++++ Input records

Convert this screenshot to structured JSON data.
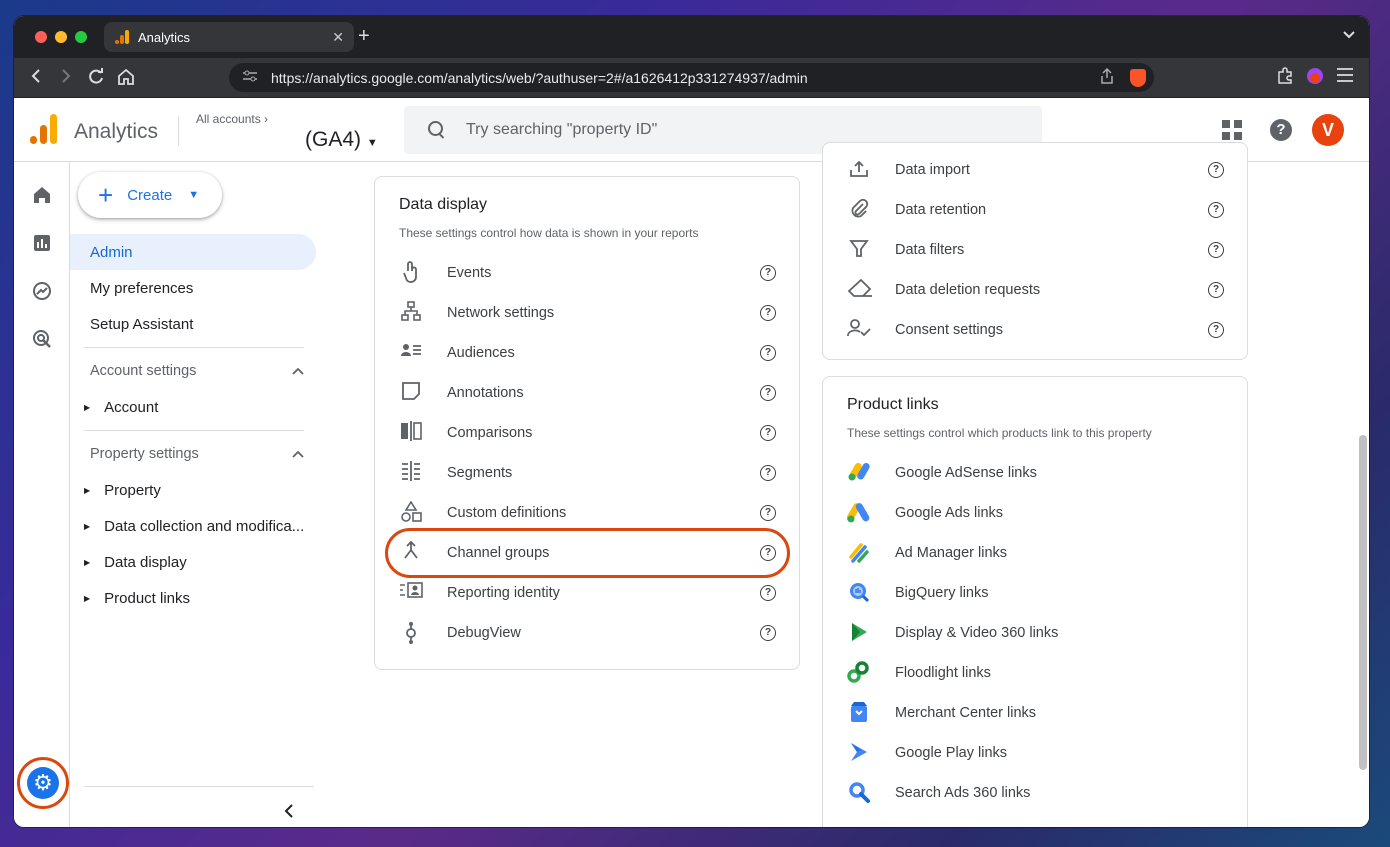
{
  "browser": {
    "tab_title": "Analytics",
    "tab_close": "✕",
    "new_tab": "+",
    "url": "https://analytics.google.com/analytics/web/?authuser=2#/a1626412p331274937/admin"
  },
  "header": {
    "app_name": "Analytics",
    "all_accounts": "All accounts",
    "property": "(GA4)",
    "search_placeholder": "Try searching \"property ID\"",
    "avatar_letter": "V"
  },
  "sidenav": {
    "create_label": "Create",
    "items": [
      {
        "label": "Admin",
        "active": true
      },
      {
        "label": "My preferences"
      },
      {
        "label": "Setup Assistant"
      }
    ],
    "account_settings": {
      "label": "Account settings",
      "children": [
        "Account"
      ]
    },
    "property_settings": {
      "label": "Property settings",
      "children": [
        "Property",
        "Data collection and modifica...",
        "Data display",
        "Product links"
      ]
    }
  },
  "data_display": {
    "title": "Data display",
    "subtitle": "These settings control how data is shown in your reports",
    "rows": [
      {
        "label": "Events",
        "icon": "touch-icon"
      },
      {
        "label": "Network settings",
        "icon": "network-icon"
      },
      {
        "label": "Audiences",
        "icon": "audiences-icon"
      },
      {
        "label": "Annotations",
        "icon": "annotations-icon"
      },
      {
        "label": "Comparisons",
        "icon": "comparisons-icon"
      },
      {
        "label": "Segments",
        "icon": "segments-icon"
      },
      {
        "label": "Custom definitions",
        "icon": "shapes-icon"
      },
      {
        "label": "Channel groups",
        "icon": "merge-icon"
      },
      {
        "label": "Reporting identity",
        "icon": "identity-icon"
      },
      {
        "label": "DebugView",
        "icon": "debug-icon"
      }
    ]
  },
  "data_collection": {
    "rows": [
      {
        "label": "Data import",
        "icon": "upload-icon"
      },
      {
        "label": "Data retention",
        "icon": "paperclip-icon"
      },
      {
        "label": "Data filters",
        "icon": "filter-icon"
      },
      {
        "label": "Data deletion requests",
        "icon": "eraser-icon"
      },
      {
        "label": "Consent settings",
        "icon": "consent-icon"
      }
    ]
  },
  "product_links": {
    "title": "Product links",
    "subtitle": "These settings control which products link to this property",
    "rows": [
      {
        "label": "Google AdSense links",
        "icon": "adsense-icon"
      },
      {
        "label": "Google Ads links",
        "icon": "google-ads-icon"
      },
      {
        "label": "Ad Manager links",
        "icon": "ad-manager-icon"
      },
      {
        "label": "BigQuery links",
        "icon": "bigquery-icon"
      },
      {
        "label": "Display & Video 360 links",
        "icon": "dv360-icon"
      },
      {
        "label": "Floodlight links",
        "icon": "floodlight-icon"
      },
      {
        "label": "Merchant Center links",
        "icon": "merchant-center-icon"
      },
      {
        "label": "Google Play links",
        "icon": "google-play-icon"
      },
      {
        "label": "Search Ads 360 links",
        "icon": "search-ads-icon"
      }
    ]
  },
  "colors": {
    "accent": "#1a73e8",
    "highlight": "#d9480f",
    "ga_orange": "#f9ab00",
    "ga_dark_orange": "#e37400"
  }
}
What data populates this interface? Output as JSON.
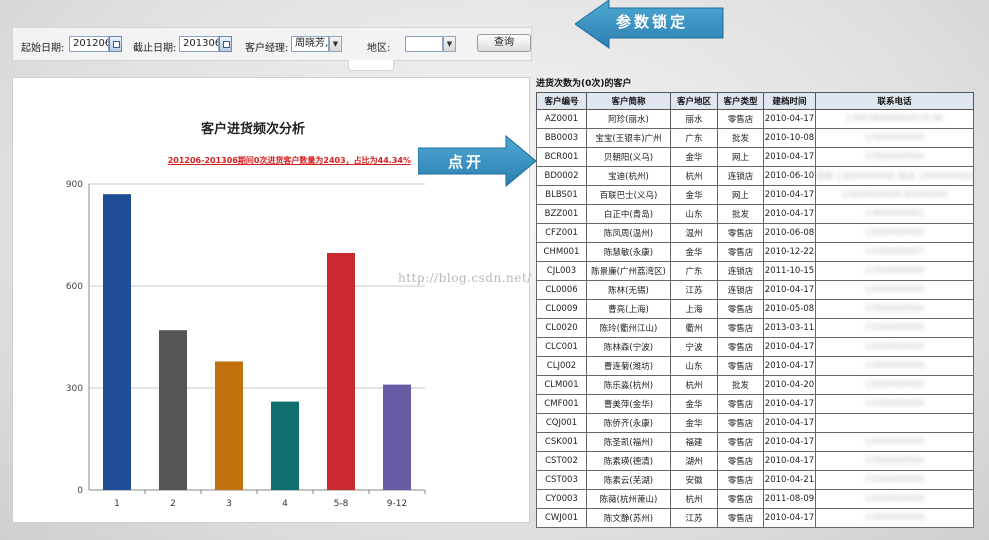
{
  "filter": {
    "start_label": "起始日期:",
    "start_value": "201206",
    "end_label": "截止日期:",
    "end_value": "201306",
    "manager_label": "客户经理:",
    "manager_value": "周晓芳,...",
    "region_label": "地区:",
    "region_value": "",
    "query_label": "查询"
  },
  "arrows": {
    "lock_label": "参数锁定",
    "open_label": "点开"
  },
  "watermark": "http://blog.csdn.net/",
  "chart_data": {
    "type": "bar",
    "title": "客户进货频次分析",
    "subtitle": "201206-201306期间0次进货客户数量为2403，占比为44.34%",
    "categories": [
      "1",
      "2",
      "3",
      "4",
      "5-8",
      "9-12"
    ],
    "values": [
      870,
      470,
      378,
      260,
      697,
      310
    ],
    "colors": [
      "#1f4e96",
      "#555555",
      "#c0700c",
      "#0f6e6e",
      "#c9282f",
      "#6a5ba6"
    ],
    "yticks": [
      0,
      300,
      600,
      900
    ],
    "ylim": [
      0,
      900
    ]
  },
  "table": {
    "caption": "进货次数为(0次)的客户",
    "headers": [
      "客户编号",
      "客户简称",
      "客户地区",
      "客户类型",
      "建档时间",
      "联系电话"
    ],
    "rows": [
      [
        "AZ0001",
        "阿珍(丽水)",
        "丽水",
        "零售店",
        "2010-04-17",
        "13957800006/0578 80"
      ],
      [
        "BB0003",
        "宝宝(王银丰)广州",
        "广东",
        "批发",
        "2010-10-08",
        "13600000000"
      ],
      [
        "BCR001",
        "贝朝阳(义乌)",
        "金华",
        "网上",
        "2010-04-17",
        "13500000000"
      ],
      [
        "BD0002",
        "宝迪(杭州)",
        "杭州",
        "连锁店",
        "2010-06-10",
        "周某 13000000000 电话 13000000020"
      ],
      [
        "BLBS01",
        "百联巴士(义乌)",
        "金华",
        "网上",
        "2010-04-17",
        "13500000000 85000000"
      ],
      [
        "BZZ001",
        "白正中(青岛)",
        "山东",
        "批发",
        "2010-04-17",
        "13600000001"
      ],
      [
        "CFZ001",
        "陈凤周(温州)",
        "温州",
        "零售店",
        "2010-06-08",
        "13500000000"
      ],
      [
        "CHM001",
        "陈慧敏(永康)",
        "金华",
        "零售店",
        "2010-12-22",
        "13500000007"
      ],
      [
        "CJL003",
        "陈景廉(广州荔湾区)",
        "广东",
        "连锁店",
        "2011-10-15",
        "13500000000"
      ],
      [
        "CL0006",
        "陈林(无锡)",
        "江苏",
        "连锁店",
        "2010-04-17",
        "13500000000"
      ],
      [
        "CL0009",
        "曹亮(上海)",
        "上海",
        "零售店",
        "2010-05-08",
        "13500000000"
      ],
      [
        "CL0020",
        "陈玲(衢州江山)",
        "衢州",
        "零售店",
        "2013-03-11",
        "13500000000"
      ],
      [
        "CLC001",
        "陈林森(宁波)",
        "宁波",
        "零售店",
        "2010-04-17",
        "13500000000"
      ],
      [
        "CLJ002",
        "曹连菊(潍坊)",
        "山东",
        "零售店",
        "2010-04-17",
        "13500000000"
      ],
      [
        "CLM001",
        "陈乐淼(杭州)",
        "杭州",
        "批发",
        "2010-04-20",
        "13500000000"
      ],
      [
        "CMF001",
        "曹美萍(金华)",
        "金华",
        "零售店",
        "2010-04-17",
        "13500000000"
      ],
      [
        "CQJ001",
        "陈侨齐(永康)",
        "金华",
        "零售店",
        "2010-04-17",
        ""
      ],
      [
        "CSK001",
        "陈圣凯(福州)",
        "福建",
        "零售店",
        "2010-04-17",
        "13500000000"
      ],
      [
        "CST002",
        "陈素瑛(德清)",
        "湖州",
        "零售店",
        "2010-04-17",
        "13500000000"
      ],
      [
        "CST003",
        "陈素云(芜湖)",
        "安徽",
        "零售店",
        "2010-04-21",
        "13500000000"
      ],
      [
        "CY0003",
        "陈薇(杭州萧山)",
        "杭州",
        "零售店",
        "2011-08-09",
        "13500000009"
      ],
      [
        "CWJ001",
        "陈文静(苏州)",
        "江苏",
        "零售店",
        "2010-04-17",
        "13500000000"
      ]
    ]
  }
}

++++++++
++++ Input records

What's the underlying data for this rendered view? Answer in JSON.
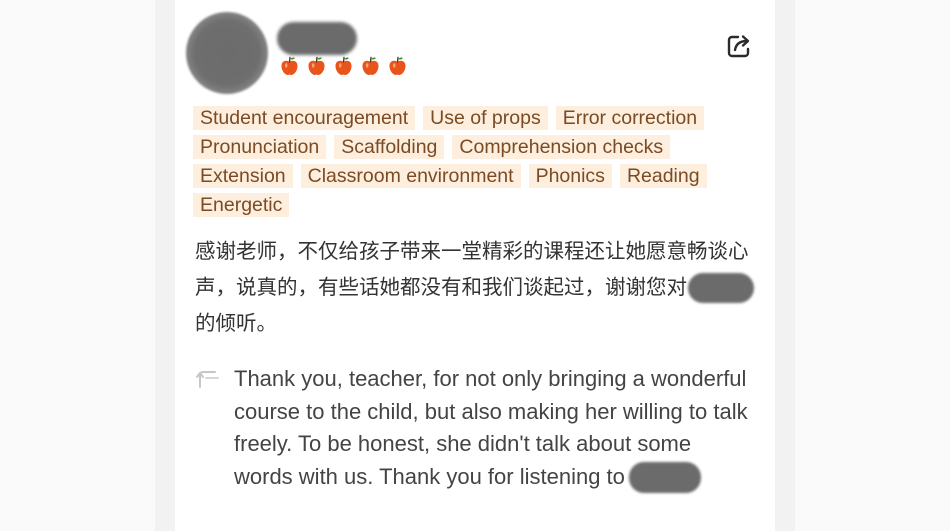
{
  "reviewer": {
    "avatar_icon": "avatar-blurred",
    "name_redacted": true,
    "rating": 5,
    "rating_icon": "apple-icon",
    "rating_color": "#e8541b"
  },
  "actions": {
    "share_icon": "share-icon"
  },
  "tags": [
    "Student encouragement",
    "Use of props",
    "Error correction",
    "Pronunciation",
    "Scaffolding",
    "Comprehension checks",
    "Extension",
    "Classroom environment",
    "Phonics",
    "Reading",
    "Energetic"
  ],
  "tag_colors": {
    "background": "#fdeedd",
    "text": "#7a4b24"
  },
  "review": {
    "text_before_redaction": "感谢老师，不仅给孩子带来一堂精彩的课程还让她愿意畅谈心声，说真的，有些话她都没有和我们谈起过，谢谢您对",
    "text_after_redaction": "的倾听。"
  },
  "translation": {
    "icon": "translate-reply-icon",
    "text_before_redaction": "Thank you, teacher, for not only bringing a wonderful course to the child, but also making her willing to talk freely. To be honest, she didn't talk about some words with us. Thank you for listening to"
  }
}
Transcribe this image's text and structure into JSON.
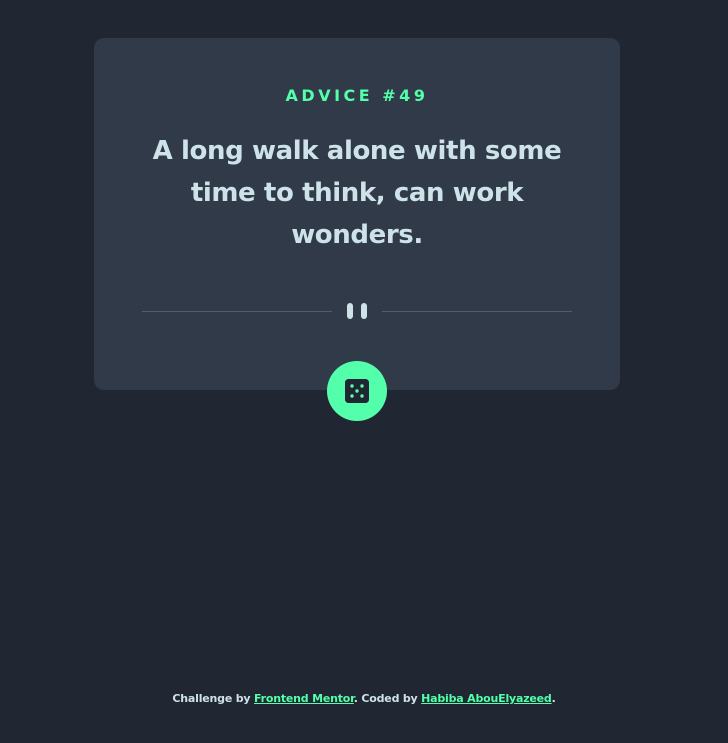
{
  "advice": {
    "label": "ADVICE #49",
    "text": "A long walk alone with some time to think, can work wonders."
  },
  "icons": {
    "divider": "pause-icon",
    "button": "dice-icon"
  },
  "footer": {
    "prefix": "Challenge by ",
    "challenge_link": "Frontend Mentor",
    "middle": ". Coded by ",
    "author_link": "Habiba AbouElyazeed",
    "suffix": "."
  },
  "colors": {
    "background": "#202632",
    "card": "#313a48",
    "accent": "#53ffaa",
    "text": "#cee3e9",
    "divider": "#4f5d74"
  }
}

++++++++

**Request**
Show the lines from the data above that contain the string "with".

**Solution for this exercise**
    "text_before_redaction": "Thank you, teacher, for not only bringing a wonderful course to the child, but also making her willing to talk freely. To be honest, she didn't talk about some words with us. Thank you for listening to"
    "text": "A long walk alone with some time to think, can work wonders."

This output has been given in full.